THE PROBLEM »
For each line in the data below that holds "note", return a copy.

DATA IN THIS EXERCISE »
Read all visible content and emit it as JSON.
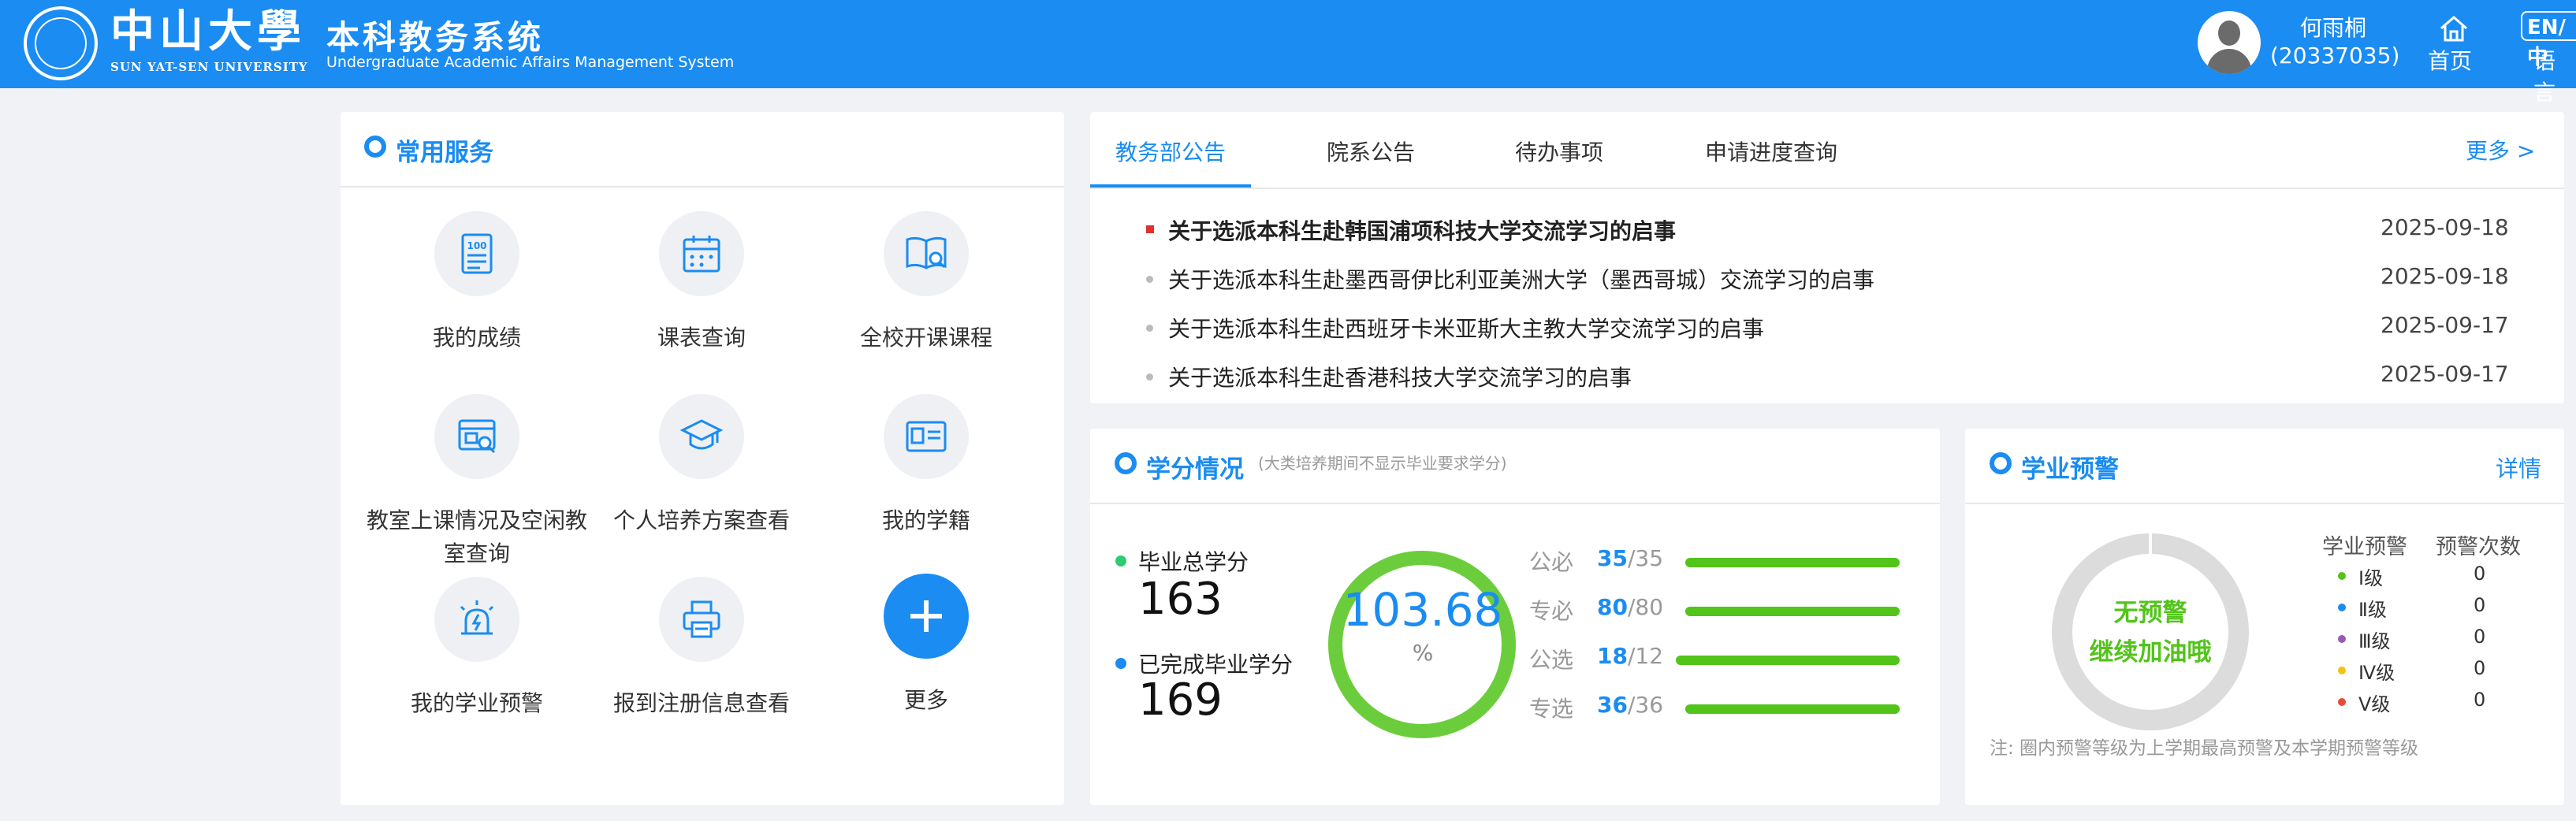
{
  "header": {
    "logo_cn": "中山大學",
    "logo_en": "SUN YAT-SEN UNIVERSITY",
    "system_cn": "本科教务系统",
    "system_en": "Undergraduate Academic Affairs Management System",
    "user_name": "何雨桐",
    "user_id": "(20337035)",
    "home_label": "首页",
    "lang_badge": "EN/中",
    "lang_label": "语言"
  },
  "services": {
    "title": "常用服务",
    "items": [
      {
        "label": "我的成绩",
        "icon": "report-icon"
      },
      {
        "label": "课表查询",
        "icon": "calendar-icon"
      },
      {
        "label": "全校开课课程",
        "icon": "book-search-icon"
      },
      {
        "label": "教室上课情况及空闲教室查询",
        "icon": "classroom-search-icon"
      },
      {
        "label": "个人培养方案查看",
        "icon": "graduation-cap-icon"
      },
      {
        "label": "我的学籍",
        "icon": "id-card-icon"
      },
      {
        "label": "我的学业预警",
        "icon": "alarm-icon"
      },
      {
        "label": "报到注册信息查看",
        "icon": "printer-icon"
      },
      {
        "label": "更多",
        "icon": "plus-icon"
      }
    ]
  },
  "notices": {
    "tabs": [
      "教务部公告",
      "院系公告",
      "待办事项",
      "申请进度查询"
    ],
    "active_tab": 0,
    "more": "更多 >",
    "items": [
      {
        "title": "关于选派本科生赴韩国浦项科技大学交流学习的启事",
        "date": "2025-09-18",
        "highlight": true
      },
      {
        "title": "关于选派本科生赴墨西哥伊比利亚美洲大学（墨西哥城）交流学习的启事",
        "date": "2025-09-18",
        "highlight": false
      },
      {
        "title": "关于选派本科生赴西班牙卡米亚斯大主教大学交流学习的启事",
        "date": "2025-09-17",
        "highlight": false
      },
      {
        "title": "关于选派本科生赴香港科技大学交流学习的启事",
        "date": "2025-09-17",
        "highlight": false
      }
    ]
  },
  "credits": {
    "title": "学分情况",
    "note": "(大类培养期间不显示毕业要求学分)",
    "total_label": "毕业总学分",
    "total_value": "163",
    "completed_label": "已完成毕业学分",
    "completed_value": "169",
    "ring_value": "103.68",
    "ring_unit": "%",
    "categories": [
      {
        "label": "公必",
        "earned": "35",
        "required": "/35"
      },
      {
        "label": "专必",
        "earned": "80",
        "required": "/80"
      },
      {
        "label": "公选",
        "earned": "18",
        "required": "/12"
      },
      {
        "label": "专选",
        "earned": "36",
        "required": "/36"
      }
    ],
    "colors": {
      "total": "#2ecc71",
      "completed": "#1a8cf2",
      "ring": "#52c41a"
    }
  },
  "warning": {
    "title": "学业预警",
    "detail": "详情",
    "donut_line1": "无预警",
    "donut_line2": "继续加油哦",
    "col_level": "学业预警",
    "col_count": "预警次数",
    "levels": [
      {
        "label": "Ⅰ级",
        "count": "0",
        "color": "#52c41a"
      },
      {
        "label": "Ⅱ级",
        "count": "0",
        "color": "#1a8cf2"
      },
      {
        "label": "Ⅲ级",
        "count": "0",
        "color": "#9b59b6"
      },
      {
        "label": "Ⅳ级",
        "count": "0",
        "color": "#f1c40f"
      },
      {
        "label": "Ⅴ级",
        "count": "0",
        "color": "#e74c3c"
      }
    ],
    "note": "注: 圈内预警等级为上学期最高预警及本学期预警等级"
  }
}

SOLVED PROBLEM »
    "note": "(大类培养期间不显示毕业要求学分)",
    "note": "注: 圈内预警等级为上学期最高预警及本学期预警等级"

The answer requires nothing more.